Requirements: Retype the whole listing below, character for character.
_____
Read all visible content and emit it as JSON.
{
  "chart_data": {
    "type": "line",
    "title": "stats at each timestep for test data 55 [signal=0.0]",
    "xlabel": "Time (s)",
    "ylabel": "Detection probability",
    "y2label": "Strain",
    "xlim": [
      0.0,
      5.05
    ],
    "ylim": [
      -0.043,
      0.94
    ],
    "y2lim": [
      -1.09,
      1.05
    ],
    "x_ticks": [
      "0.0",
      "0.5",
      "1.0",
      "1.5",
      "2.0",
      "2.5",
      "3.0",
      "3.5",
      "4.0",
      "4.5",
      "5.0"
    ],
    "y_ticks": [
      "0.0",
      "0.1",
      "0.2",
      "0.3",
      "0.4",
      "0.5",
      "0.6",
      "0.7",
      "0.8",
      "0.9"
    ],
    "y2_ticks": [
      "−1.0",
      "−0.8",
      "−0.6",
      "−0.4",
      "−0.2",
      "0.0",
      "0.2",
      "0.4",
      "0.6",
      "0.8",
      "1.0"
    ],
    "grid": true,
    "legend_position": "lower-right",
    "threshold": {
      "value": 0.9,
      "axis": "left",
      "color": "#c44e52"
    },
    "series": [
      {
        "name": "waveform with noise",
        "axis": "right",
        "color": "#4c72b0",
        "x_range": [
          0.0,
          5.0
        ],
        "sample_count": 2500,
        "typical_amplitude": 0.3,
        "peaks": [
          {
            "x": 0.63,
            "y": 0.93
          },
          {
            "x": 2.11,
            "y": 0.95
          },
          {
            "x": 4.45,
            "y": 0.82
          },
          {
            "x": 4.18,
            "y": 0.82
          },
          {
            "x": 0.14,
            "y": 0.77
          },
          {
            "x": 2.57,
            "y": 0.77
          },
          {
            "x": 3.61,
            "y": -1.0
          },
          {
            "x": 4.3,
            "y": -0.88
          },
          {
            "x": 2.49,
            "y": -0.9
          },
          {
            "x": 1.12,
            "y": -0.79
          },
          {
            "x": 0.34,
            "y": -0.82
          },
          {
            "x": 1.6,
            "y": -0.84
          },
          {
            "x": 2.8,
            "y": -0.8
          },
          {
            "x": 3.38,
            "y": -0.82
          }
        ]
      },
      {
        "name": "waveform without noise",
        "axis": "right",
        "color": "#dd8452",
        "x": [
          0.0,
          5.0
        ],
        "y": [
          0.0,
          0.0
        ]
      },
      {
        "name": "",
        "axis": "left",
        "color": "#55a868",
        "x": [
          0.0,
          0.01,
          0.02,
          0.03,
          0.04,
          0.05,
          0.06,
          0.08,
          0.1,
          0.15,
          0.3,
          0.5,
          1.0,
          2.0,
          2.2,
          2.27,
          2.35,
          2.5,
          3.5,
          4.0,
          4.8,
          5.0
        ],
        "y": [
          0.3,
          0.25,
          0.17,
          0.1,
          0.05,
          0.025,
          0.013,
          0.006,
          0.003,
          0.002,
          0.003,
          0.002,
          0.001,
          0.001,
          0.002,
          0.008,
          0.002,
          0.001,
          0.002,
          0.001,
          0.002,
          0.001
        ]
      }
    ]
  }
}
_____
Result of the task:
Read all visible content and emit it as JSON.
{
  "chart_data": {
    "type": "line",
    "title": "stats at each timestep for test data 55 [signal=0.0]",
    "xlabel": "Time (s)",
    "ylabel": "Detection probability",
    "y2label": "Strain",
    "xlim": [
      0.0,
      5.05
    ],
    "ylim": [
      -0.043,
      0.94
    ],
    "y2lim": [
      -1.09,
      1.05
    ],
    "x_ticks": [
      "0.0",
      "0.5",
      "1.0",
      "1.5",
      "2.0",
      "2.5",
      "3.0",
      "3.5",
      "4.0",
      "4.5",
      "5.0"
    ],
    "y_ticks": [
      "0.0",
      "0.1",
      "0.2",
      "0.3",
      "0.4",
      "0.5",
      "0.6",
      "0.7",
      "0.8",
      "0.9"
    ],
    "y2_ticks": [
      "−1.0",
      "−0.8",
      "−0.6",
      "−0.4",
      "−0.2",
      "0.0",
      "0.2",
      "0.4",
      "0.6",
      "0.8",
      "1.0"
    ],
    "grid": true,
    "legend_position": "lower-right",
    "threshold": {
      "value": 0.9,
      "axis": "left",
      "color": "#c44e52"
    },
    "series": [
      {
        "name": "waveform with noise",
        "axis": "right",
        "color": "#4c72b0",
        "x_range": [
          0.0,
          5.0
        ],
        "sample_count": 2500,
        "typical_amplitude": 0.3,
        "peaks": [
          {
            "x": 0.63,
            "y": 0.93
          },
          {
            "x": 2.11,
            "y": 0.95
          },
          {
            "x": 4.45,
            "y": 0.82
          },
          {
            "x": 4.18,
            "y": 0.82
          },
          {
            "x": 0.14,
            "y": 0.77
          },
          {
            "x": 2.57,
            "y": 0.77
          },
          {
            "x": 3.61,
            "y": -1.0
          },
          {
            "x": 4.3,
            "y": -0.88
          },
          {
            "x": 2.49,
            "y": -0.9
          },
          {
            "x": 1.12,
            "y": -0.79
          },
          {
            "x": 0.34,
            "y": -0.82
          },
          {
            "x": 1.6,
            "y": -0.84
          },
          {
            "x": 2.8,
            "y": -0.8
          },
          {
            "x": 3.38,
            "y": -0.82
          }
        ]
      },
      {
        "name": "waveform without noise",
        "axis": "right",
        "color": "#dd8452",
        "x": [
          0.0,
          5.0
        ],
        "y": [
          0.0,
          0.0
        ]
      },
      {
        "name": "",
        "axis": "left",
        "color": "#55a868",
        "x": [
          0.0,
          0.01,
          0.02,
          0.03,
          0.04,
          0.05,
          0.06,
          0.08,
          0.1,
          0.15,
          0.3,
          0.5,
          1.0,
          2.0,
          2.2,
          2.27,
          2.35,
          2.5,
          3.5,
          4.0,
          4.8,
          5.0
        ],
        "y": [
          0.3,
          0.25,
          0.17,
          0.1,
          0.05,
          0.025,
          0.013,
          0.006,
          0.003,
          0.002,
          0.003,
          0.002,
          0.001,
          0.001,
          0.002,
          0.008,
          0.002,
          0.001,
          0.002,
          0.001,
          0.002,
          0.001
        ]
      }
    ]
  }
}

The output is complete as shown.